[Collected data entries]
────
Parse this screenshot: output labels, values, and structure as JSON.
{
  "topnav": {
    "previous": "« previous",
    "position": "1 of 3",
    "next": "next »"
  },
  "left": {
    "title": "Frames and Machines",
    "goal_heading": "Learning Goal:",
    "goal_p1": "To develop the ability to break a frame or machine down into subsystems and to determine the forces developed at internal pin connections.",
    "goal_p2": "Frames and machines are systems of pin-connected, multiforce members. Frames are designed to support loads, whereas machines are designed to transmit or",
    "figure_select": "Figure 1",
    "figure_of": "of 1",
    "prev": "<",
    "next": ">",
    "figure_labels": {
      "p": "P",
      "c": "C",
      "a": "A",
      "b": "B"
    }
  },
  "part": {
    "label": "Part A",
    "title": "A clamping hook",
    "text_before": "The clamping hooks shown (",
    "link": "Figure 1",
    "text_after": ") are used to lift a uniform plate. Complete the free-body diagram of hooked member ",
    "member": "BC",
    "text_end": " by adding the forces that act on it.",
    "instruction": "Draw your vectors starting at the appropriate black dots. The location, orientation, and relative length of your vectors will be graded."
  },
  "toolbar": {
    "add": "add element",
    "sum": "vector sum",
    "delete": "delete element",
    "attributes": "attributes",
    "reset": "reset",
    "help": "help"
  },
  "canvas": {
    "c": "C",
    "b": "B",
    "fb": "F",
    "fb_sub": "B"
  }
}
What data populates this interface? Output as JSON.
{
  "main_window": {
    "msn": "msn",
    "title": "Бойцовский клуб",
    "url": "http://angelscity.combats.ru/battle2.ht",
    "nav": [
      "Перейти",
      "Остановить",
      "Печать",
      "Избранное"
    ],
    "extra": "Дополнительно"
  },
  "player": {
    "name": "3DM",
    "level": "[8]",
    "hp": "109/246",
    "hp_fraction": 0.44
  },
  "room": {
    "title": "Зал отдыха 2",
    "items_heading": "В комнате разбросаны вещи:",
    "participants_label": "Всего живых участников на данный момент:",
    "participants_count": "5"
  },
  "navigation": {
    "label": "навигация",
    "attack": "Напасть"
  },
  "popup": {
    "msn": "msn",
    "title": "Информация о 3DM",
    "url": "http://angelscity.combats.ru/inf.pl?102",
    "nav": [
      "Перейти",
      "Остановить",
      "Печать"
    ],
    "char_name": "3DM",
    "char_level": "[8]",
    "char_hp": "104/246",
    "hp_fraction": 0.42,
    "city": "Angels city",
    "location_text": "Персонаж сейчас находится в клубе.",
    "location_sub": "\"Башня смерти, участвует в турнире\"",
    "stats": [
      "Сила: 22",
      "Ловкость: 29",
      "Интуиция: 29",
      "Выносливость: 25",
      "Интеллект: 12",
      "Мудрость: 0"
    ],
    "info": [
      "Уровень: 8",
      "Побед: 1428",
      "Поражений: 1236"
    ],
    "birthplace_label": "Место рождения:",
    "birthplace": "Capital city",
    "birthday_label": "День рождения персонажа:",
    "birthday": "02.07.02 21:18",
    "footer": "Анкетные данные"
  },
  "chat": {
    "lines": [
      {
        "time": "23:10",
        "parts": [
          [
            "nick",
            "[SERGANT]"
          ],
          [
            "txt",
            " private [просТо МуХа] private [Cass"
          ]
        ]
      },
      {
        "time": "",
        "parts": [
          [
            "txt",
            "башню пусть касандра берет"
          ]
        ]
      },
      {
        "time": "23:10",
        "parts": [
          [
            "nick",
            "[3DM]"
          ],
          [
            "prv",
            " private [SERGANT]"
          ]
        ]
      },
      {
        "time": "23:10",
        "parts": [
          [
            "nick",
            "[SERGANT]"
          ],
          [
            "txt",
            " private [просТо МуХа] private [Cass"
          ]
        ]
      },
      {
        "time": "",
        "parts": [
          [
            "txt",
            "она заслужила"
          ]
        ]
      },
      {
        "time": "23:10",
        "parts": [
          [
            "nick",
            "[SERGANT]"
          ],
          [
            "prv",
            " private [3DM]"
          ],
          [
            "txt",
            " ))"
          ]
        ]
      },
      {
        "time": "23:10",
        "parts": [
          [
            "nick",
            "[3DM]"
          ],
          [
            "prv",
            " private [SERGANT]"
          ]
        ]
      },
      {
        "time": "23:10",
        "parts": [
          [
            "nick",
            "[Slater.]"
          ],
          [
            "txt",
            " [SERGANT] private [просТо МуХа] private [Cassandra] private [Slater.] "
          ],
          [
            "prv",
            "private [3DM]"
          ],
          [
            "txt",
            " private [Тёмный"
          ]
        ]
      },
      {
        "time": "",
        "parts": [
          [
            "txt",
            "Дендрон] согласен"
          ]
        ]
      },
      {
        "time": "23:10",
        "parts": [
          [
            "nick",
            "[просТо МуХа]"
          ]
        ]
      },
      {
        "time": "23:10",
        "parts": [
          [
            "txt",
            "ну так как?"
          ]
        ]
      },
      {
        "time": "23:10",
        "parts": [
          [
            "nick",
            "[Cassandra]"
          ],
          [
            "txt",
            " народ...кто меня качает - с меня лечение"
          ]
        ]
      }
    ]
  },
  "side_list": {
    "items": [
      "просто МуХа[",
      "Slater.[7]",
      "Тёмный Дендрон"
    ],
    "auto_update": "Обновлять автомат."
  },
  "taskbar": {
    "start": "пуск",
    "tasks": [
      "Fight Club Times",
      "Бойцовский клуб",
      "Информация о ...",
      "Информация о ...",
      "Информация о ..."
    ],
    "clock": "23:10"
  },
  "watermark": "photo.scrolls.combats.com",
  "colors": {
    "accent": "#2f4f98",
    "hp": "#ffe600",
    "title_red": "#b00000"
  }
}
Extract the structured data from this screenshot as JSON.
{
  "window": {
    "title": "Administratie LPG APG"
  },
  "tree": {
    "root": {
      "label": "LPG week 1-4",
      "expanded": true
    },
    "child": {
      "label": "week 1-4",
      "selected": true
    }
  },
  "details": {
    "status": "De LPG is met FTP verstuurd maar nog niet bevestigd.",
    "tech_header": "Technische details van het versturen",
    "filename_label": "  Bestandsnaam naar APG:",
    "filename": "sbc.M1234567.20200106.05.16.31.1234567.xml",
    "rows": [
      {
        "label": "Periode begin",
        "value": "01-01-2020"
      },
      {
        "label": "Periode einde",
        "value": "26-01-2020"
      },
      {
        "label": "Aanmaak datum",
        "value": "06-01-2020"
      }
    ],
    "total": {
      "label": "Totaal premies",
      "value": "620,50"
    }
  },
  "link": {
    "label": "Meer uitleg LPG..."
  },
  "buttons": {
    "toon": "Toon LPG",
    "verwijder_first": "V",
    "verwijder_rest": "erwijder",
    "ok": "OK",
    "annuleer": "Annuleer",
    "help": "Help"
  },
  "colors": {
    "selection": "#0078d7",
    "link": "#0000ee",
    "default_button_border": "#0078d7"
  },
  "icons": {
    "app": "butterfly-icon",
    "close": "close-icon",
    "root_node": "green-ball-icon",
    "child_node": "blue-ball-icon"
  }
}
────
> _WHAT YOU SHOULD DO_: Of all the lines in the material above, how many contain the word "МуХа"? Give only the count.

> _ANSWER TO THE PROBLEM_: 5